• _Gestellte Aufgabe A_
Beantworten Sie folgende Fragen zum Text über Investitionen in Serbien:
(i) In welcher Stadt sprach der deutsche Botschafter Andreas Zobel vor Journalisten?
(ii) Welche Organisation unterstützt den «Vojvodina Investment Promotion Fund»?
(iii) Wo hat sich Rudolf Walther niedergelassen?
• _Gestellte Aufgabe B_
Schreiben Sie aus dem Text über Investitionen in Serbien die Passage von „Der deutsche Botschafter“ bis „Technische Zusammenarbeit (GTZ)“ wortgetreu ab.

• _Textauszug_
'''

Der deutsche Botschafter in Belgrad, Andreas Zobel, sagte kürzlich
vor Journalisten in Novi Sad: «Um das Interesse von Investoren zu
steigern, sind politische Stabilität, der Abbau bürokratischer
Hemmnisse sowie eine funktionierende und nicht korrupte Justiz
notwendig.»
Damit Serbien nicht allein Export-Weltmeister von Himbeeren
bleibt, hat sich in der nördlichen Region Vojvodina die von der
Deutschen Gesellschaft für Technische Zusammenarbeit (GTZ)
unterstützte «Vojvodina Investment Promotion Fund» (VIP) gegründet.
Sie versteht sich als Türöffner für ausländische Direktinvestitionen.
Die Mitarbeiter um VIP-Vorstand Zarko Maletin (27) sind engagierte
Akademiker im Alter von 26 bis 30 Jahren. Sie wollen interessierten
Investoren mit vielfältiger Hilfestellung die Entscheidung
erleichtern.
Großinvestor, Unternehmenspatriarch und Gründer eines
Kinderhilfswerkes Rudolf Walther ist schon da. Der als «Möbel-
Walther» aus dem hessischen Lieblos bei Hanau bekannt gewordene 82-
Jährige hat sich in Subotica niedergelassen. Die Gruppe um Walther
investiert nach eigenen Angaben Millionen-Summen, kauft Land, baut
und vermietet.

'''

• _Bereitgestellte Angaben_
'''

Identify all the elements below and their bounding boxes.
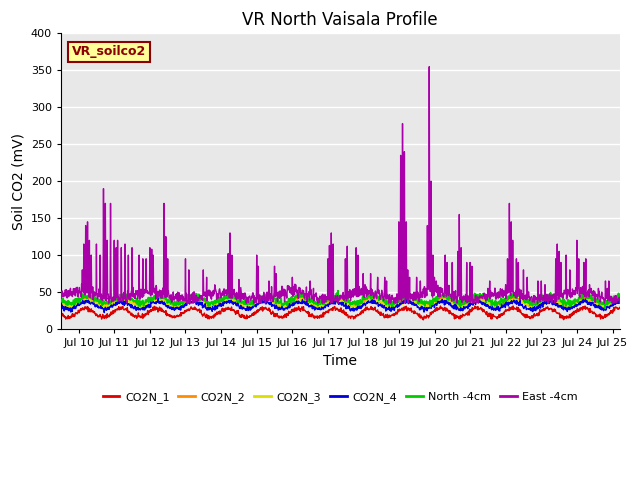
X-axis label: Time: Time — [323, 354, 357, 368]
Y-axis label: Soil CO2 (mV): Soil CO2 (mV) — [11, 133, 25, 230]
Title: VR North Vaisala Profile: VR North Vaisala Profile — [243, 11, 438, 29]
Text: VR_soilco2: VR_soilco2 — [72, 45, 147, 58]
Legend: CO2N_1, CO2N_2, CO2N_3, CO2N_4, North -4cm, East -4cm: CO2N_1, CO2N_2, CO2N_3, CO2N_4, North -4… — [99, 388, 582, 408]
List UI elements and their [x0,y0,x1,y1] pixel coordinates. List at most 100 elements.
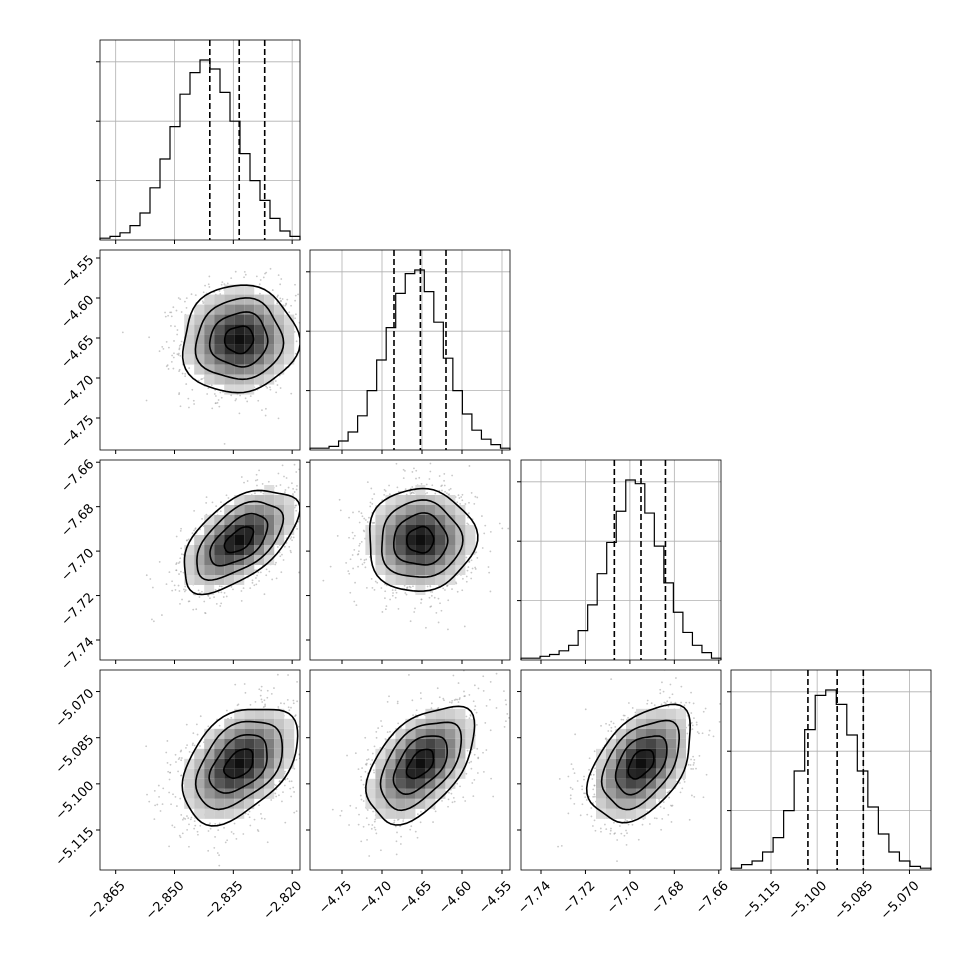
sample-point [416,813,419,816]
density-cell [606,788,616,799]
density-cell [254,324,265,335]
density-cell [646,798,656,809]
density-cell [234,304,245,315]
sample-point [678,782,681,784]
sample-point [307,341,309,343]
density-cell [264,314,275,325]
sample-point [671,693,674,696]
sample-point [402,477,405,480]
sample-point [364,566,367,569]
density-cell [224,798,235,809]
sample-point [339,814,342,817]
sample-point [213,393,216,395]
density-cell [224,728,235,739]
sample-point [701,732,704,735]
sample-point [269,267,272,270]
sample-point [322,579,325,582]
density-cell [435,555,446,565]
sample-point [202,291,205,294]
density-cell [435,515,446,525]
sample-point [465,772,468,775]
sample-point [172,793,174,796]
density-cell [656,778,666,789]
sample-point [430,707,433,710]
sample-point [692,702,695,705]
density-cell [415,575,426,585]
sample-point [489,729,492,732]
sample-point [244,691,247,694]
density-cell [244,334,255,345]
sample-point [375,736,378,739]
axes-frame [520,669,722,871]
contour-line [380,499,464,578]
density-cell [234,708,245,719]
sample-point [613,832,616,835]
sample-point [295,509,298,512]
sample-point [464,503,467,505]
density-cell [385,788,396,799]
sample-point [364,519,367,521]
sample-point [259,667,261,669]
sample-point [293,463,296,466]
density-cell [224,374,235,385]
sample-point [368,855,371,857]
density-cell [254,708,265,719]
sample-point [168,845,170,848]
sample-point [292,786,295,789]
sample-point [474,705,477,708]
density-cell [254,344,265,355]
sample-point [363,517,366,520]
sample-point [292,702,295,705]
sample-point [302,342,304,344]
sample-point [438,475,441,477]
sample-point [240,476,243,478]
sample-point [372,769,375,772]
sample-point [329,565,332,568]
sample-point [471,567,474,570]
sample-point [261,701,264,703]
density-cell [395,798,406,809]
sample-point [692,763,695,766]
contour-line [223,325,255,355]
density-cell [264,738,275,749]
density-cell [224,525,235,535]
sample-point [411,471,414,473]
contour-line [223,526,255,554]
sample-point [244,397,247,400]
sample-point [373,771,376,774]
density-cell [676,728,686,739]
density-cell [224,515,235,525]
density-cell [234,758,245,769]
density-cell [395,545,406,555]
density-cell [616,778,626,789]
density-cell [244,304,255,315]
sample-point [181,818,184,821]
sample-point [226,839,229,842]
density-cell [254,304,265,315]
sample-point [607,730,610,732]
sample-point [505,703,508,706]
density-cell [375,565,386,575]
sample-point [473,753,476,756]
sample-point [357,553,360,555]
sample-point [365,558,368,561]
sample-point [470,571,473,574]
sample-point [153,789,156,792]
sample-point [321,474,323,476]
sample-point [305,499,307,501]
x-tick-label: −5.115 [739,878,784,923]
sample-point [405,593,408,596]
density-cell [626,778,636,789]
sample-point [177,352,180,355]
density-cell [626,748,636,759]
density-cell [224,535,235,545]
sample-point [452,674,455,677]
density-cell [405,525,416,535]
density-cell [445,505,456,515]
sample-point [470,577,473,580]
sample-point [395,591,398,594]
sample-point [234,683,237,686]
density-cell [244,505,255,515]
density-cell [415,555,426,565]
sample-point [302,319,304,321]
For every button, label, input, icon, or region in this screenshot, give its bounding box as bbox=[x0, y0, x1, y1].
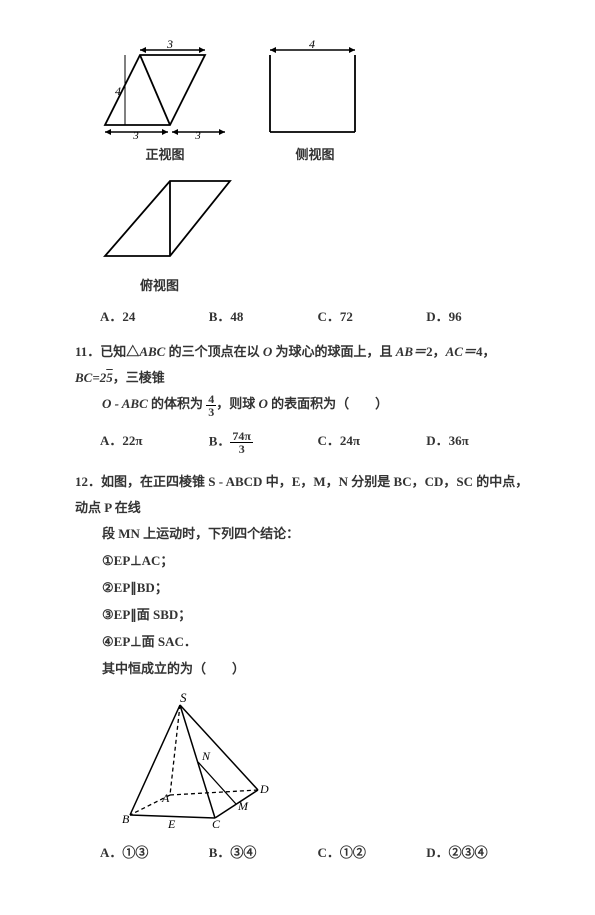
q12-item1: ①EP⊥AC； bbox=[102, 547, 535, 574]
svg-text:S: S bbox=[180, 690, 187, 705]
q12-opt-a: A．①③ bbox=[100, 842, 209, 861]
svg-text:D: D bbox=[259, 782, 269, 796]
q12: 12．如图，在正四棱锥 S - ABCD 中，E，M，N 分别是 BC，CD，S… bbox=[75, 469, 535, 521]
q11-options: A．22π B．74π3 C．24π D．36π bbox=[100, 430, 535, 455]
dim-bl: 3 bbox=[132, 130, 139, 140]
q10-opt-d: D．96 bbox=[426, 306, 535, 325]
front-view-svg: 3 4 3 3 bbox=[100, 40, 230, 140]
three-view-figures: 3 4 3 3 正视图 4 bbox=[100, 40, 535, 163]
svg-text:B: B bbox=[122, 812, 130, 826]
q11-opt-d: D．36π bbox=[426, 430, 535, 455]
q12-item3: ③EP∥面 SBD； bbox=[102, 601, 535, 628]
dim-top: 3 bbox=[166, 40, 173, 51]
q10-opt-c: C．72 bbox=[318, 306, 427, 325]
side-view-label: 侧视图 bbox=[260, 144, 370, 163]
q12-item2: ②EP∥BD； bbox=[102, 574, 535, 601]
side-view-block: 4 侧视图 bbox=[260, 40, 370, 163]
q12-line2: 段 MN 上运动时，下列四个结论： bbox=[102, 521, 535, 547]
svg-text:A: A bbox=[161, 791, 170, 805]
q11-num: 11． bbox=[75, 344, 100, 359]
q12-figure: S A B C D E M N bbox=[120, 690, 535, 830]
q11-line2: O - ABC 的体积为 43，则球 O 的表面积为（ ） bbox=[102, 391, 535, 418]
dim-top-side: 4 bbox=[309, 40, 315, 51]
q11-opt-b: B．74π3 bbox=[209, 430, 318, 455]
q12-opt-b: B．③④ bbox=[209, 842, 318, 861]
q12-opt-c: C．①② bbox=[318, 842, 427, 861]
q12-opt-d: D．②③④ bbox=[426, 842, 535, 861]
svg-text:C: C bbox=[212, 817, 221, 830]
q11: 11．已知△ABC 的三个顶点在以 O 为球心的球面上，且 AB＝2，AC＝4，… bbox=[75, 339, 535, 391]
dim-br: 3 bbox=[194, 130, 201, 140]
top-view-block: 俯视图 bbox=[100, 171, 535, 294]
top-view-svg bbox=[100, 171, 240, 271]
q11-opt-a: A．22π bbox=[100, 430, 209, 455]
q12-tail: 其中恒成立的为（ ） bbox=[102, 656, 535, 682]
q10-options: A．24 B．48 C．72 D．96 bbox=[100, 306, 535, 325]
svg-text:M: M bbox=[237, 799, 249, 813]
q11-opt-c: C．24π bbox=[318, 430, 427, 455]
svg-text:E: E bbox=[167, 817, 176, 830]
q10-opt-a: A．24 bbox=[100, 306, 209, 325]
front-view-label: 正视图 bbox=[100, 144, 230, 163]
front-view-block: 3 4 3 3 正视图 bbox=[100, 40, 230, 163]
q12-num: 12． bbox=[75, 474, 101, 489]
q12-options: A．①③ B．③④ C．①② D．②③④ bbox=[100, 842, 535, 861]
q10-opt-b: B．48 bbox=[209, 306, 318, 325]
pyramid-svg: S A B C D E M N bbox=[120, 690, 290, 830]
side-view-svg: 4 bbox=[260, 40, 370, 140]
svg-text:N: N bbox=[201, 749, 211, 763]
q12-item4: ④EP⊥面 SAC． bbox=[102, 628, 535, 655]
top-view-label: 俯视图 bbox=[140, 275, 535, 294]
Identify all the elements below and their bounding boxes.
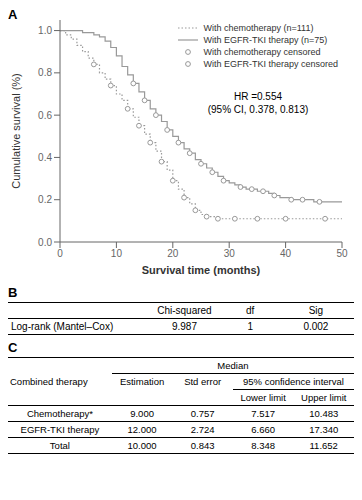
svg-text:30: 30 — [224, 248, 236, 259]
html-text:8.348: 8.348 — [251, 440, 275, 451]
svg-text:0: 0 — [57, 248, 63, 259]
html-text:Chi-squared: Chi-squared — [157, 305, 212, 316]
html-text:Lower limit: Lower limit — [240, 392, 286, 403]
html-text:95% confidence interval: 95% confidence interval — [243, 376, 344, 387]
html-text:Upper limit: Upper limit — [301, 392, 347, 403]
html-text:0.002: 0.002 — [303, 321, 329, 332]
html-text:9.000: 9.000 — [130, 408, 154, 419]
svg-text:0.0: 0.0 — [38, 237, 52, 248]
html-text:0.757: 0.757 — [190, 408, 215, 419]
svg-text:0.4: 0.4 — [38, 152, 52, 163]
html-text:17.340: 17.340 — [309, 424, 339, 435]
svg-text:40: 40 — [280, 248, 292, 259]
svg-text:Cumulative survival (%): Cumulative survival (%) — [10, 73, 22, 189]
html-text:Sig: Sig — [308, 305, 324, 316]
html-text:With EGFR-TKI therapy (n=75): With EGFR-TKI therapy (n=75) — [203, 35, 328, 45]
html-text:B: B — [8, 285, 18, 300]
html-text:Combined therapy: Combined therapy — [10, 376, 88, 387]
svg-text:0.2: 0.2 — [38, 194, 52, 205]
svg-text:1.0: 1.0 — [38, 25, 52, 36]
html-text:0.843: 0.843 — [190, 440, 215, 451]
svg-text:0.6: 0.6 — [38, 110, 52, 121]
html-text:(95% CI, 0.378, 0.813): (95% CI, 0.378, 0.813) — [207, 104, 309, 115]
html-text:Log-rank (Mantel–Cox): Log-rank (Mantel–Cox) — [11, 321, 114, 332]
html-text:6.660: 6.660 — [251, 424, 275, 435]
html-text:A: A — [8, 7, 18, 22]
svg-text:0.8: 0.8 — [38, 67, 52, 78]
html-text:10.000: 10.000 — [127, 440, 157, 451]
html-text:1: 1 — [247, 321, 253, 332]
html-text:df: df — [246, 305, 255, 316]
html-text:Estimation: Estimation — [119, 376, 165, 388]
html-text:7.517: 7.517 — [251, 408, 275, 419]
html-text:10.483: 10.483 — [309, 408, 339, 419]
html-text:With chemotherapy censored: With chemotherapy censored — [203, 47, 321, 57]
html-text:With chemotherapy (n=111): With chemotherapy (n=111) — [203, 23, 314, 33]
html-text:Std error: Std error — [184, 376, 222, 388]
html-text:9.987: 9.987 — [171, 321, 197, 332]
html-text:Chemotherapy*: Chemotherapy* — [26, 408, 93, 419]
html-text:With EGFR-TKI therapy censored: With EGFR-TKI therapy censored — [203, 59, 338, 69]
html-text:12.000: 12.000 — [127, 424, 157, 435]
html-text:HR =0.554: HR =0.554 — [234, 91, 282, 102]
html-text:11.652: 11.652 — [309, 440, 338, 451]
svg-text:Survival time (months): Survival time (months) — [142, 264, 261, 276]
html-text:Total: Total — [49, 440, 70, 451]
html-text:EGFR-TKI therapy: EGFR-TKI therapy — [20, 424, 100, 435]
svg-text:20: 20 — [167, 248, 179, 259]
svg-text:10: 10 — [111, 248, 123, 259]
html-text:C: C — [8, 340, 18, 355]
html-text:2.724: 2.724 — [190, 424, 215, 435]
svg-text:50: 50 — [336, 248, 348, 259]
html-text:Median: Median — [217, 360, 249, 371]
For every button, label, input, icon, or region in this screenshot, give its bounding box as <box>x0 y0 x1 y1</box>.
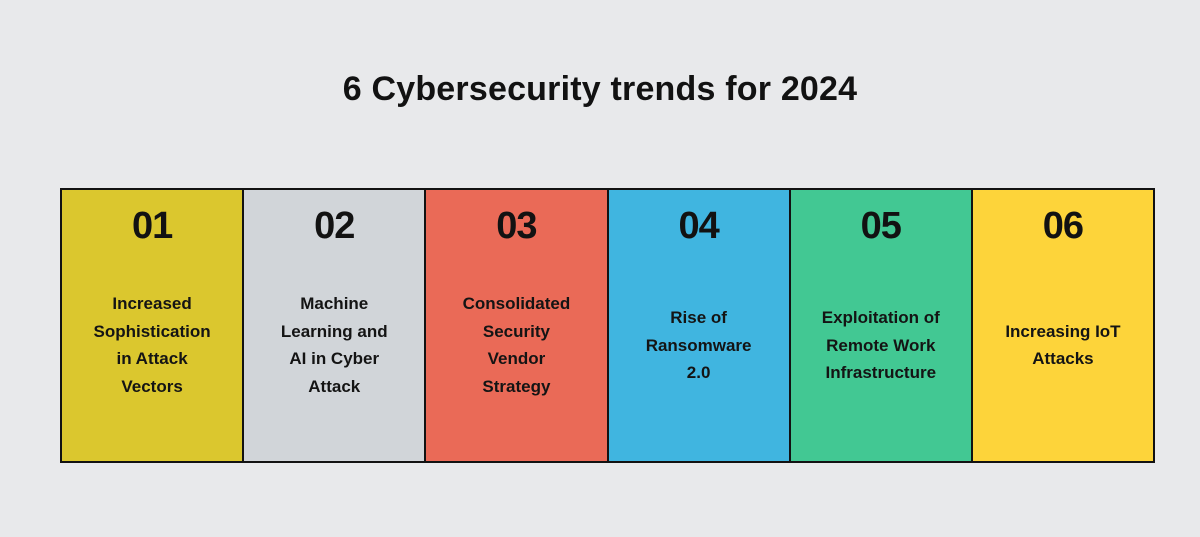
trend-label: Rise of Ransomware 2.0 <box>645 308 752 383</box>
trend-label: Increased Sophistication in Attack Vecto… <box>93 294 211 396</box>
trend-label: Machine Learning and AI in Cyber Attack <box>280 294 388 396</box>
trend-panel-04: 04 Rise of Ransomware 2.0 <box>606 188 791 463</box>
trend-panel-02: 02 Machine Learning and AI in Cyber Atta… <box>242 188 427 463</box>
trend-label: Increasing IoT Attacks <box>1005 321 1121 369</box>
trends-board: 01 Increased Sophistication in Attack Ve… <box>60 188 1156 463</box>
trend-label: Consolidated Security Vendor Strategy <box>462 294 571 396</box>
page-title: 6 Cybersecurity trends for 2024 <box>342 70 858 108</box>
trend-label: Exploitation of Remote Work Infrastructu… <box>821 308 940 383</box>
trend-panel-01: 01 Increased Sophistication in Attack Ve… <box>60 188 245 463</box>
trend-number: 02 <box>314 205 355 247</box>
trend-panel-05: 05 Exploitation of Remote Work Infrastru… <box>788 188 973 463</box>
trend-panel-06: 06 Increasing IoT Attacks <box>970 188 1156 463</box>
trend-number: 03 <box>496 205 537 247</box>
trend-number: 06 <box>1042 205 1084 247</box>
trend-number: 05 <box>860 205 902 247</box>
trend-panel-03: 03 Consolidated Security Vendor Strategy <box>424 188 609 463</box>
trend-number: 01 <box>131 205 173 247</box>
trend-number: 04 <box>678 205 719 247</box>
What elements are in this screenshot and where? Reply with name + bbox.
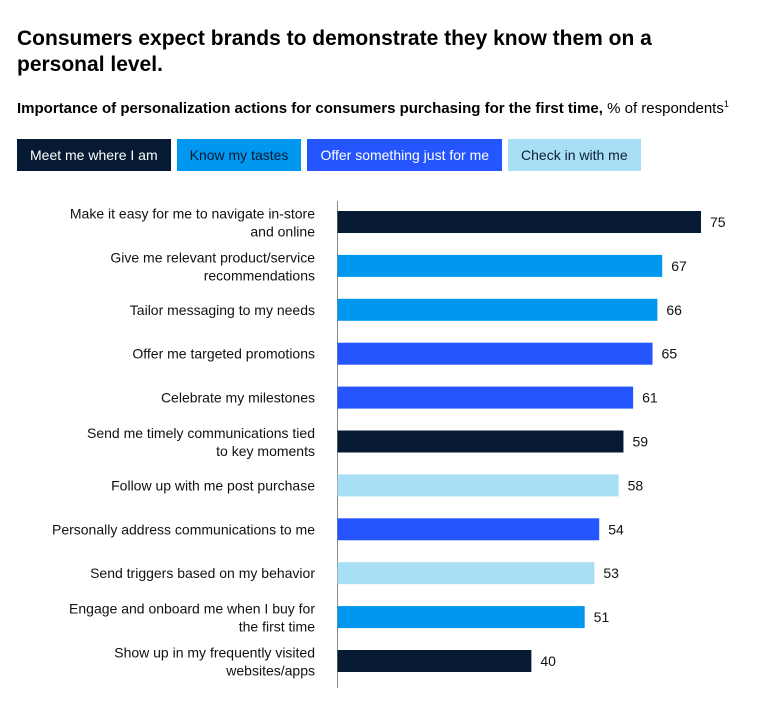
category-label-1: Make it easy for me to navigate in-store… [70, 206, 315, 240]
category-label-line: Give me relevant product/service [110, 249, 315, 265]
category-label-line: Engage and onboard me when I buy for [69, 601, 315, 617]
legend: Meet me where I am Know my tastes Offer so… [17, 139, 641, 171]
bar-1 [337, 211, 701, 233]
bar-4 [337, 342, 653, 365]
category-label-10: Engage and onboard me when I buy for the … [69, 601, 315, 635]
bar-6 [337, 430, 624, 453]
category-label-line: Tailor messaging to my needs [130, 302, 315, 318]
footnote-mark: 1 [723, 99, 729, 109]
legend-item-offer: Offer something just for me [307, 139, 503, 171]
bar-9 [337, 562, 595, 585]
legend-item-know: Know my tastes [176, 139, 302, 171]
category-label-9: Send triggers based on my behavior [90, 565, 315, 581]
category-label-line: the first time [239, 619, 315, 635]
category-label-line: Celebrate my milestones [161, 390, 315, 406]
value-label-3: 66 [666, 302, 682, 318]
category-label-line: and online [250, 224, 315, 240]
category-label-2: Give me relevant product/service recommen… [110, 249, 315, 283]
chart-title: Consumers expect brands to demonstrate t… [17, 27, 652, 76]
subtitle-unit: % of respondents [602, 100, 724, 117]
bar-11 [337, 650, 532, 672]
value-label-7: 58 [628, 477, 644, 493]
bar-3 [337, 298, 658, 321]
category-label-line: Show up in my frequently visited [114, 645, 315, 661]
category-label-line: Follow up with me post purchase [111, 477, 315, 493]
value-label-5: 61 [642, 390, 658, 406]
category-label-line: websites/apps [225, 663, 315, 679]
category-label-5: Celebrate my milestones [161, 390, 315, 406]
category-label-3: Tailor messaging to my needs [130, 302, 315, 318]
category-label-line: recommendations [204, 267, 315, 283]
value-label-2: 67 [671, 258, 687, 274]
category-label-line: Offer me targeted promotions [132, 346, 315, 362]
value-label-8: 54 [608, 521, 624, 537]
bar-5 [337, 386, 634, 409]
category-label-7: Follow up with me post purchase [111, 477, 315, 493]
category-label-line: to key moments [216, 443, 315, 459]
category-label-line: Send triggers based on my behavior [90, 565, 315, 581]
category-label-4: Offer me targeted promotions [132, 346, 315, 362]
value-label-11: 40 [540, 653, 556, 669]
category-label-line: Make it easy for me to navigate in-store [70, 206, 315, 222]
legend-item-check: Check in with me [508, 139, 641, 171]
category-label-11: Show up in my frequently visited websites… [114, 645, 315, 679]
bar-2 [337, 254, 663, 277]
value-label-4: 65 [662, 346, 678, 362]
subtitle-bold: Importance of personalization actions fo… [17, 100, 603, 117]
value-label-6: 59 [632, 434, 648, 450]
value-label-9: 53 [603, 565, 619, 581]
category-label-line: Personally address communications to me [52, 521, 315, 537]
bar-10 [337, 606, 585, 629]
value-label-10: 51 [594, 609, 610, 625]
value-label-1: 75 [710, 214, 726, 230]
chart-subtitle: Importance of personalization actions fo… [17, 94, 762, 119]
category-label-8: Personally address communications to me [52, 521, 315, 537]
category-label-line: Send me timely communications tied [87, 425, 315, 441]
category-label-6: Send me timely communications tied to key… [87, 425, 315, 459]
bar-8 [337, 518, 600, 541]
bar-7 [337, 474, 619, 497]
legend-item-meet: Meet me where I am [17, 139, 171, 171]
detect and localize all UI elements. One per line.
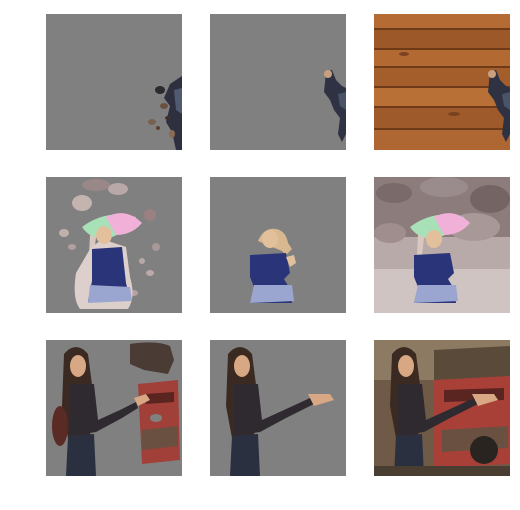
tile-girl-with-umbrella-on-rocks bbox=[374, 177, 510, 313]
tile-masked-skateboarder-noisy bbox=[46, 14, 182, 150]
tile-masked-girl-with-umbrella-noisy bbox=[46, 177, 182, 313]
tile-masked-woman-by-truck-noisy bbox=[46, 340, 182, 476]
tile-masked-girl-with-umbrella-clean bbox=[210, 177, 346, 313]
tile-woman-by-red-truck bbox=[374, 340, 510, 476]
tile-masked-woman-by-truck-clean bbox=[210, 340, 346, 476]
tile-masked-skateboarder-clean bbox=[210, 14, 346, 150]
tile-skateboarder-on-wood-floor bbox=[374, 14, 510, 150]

'''

• _Vollständige Lösung A_
(i) In Novi Sad.
(ii) Die Deutsche Gesellschaft für Technische Zusammenarbeit (GTZ).
(iii) In Subotica.

• _Vollständige Lösung B_
Der deutsche Botschafter in Belgrad, Andreas Zobel, sagte kürzlich
vor Journalisten in Novi Sad: «Um das Interesse von Investoren zu
steigern, sind politische Stabilität, der Abbau bürokratischer
Hemmnisse sowie eine funktionierende und nicht korrupte Justiz
notwendig.»
Damit Serbien nicht allein Export-Weltmeister von Himbeeren
bleibt, hat sich in der nördlichen Region Vojvodina die von der
Deutschen Gesellschaft für Technische Zusammenarbeit (GTZ)